• **Exercise aim**
Return the lines where the word "gibt" occurs.

------------------------

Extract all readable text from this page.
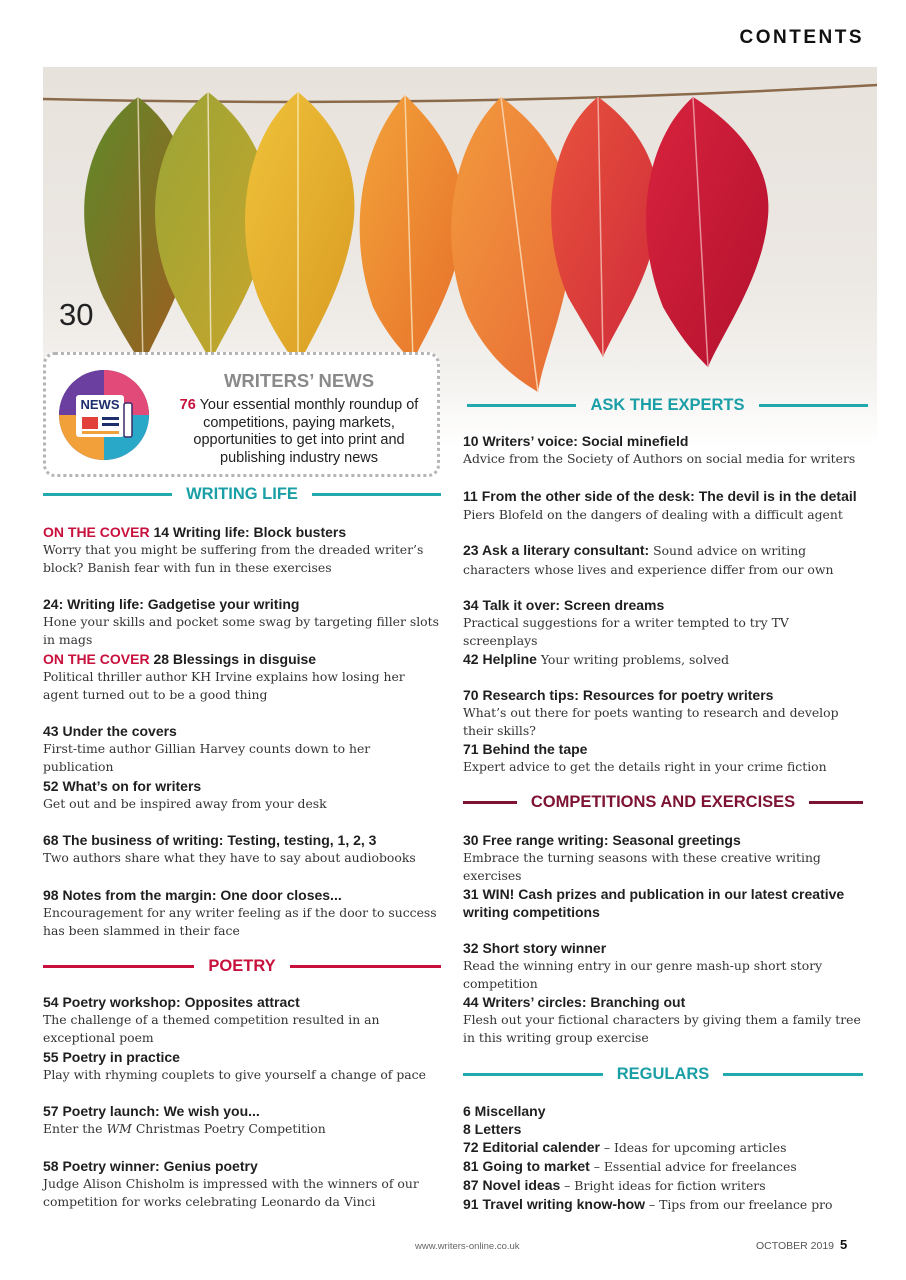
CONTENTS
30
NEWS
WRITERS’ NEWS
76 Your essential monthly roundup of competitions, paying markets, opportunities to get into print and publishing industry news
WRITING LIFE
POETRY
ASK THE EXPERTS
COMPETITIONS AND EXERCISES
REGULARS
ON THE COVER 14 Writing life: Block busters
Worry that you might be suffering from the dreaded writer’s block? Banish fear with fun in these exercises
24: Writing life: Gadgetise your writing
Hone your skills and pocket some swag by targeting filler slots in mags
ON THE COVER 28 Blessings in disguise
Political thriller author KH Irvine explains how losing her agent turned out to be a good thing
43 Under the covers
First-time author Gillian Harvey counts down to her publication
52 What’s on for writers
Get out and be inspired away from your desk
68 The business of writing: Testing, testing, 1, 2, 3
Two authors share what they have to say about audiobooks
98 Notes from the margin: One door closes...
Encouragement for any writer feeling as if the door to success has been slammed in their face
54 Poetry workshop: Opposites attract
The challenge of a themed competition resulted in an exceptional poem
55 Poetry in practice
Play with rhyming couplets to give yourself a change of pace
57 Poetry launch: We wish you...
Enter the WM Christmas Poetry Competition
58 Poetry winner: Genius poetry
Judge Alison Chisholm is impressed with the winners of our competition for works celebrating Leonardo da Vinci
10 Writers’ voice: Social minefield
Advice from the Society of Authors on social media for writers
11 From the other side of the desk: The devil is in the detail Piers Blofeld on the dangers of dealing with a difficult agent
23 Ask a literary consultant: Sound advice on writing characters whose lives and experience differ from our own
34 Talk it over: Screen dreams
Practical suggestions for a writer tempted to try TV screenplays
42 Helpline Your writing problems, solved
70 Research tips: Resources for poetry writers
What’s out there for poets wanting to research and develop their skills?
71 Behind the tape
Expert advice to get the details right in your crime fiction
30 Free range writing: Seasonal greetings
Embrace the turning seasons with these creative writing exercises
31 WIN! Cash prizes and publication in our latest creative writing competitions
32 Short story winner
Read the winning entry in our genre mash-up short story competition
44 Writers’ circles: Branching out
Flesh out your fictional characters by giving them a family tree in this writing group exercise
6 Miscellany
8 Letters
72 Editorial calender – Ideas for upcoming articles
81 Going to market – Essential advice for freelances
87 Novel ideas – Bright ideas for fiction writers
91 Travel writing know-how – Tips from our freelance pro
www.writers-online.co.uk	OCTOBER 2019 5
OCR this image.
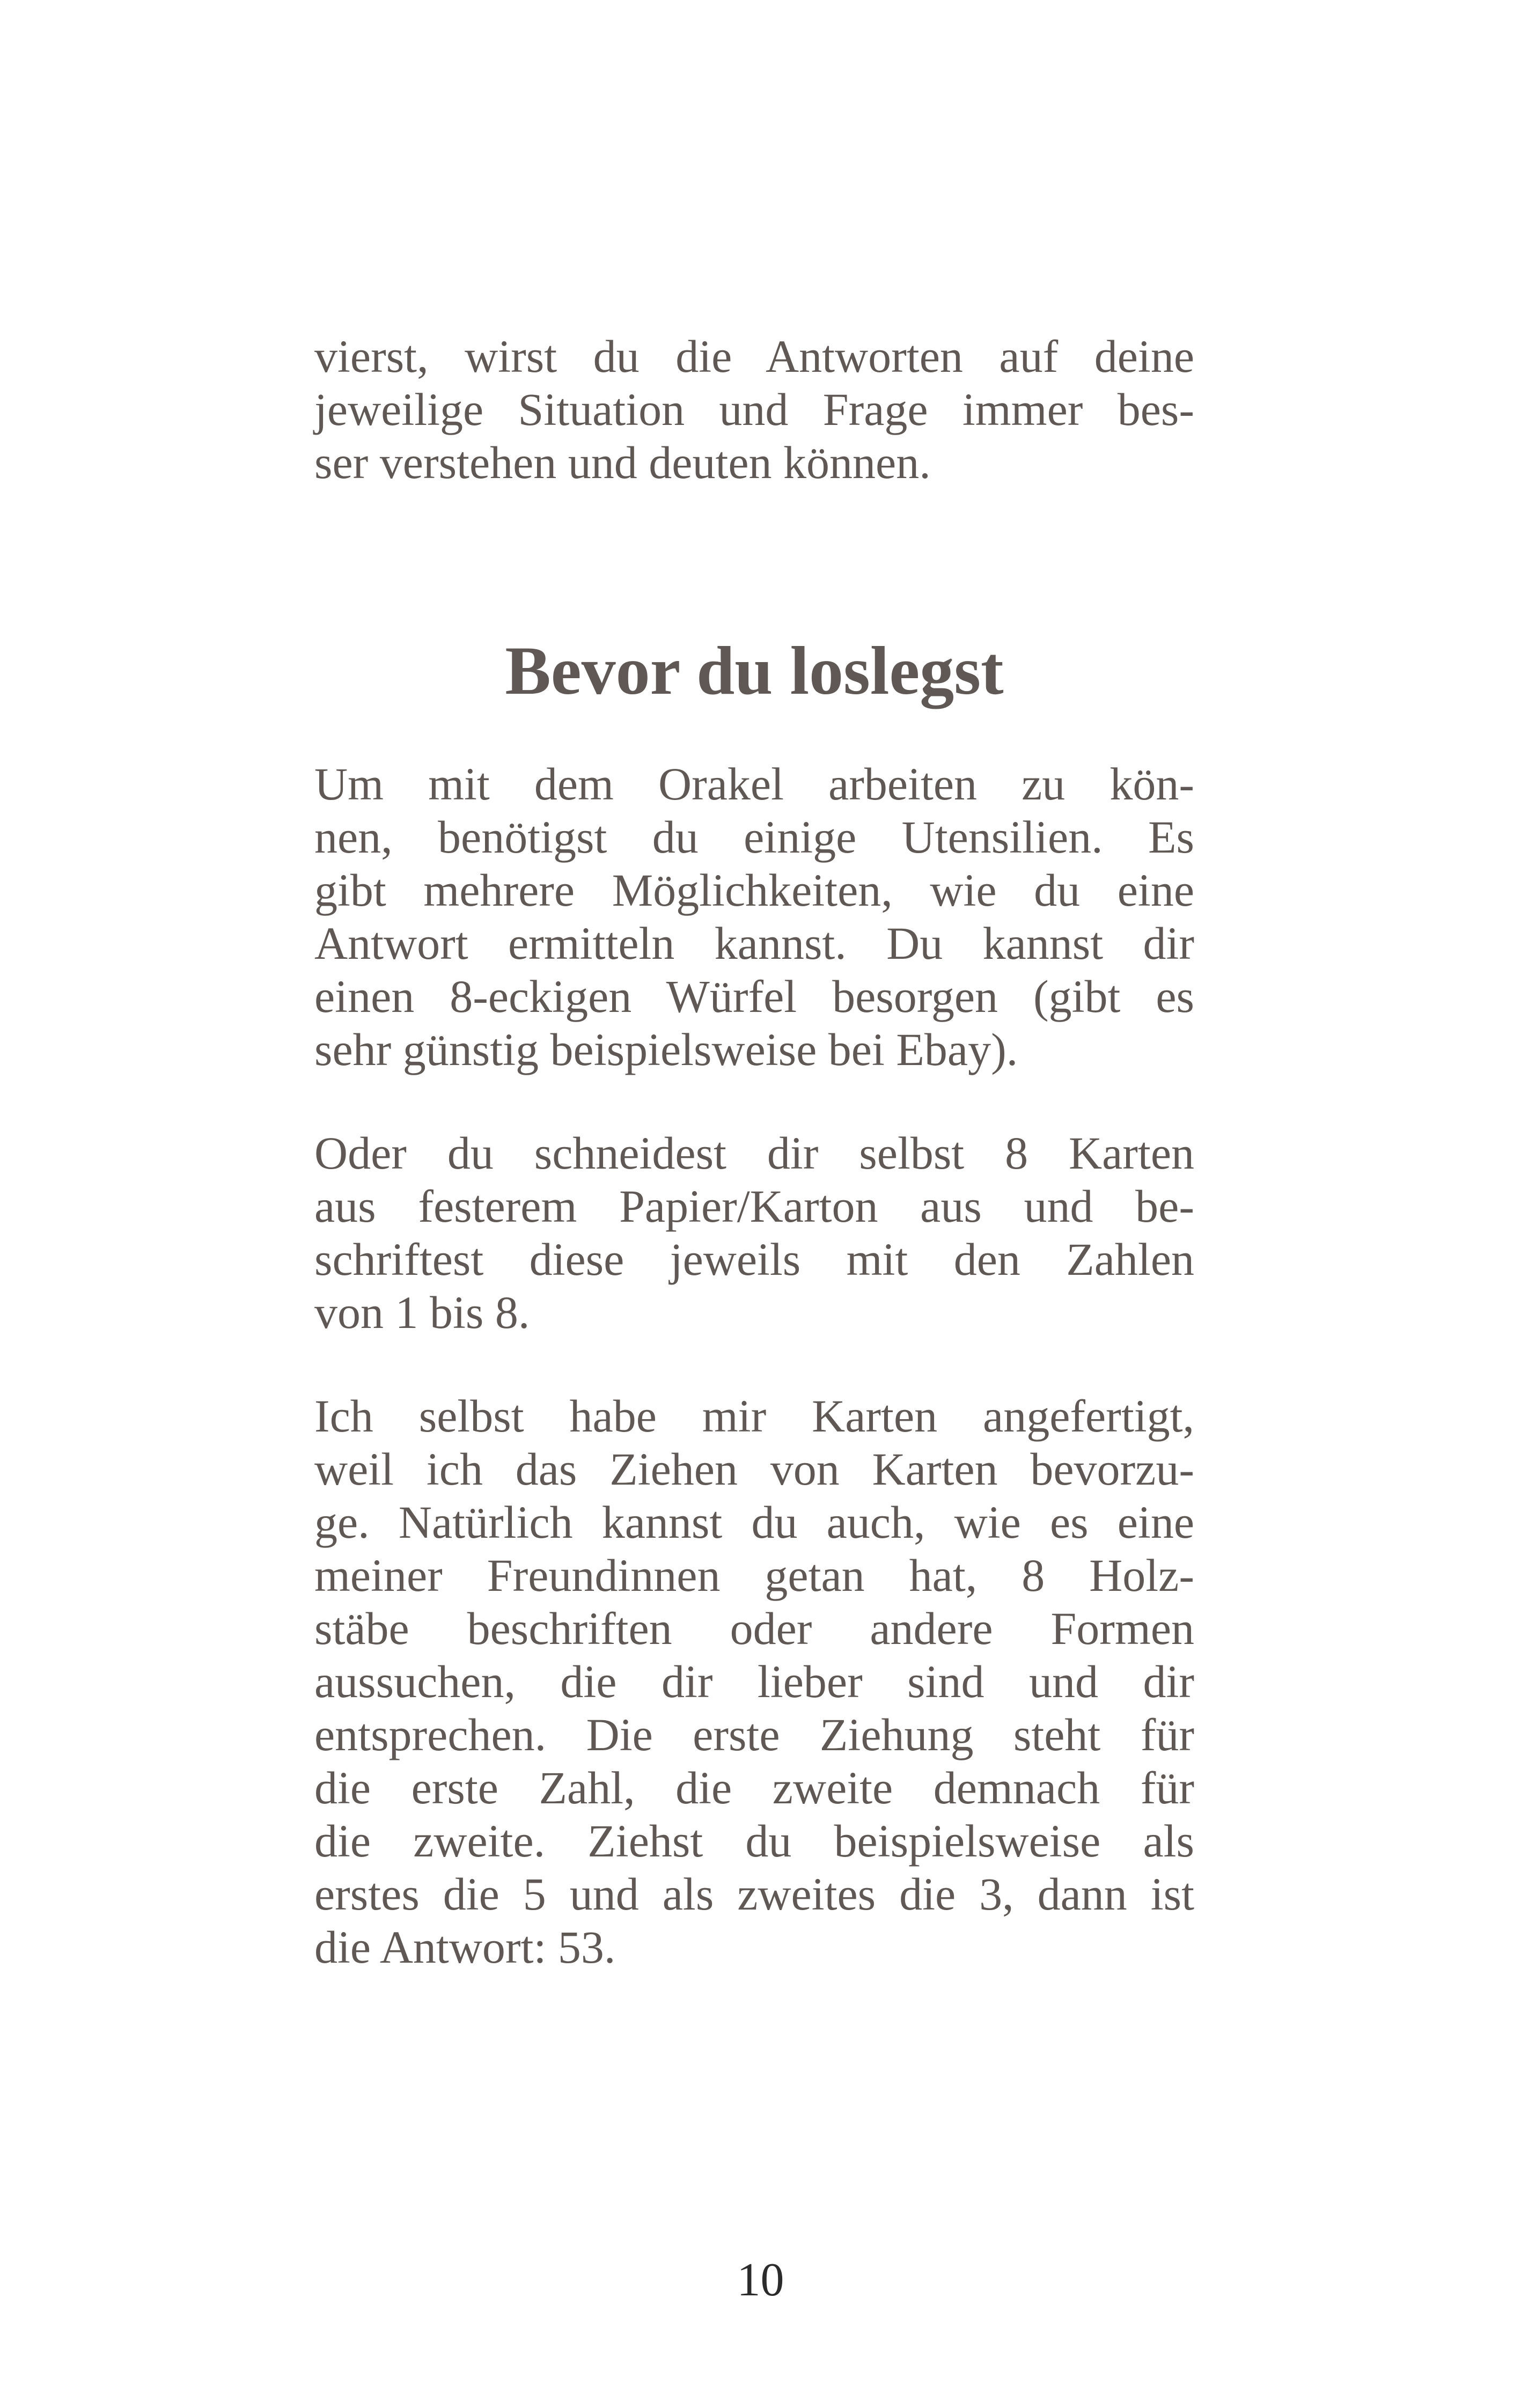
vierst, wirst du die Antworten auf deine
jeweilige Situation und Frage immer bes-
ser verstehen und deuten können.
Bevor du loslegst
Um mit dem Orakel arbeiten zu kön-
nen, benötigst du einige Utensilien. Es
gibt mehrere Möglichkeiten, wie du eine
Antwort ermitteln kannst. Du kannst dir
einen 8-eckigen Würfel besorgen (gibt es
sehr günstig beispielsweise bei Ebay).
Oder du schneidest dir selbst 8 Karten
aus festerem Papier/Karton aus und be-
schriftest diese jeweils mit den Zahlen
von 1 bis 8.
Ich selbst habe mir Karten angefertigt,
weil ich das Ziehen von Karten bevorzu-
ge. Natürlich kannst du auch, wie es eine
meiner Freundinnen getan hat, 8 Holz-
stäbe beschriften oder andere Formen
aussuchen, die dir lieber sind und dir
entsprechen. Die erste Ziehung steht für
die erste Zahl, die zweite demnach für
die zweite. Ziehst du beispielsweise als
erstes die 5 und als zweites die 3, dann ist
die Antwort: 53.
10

------------------------

• **Exercise answer**
gibt mehrere Möglichkeiten, wie du eine
einen 8-eckigen Würfel besorgen (gibt es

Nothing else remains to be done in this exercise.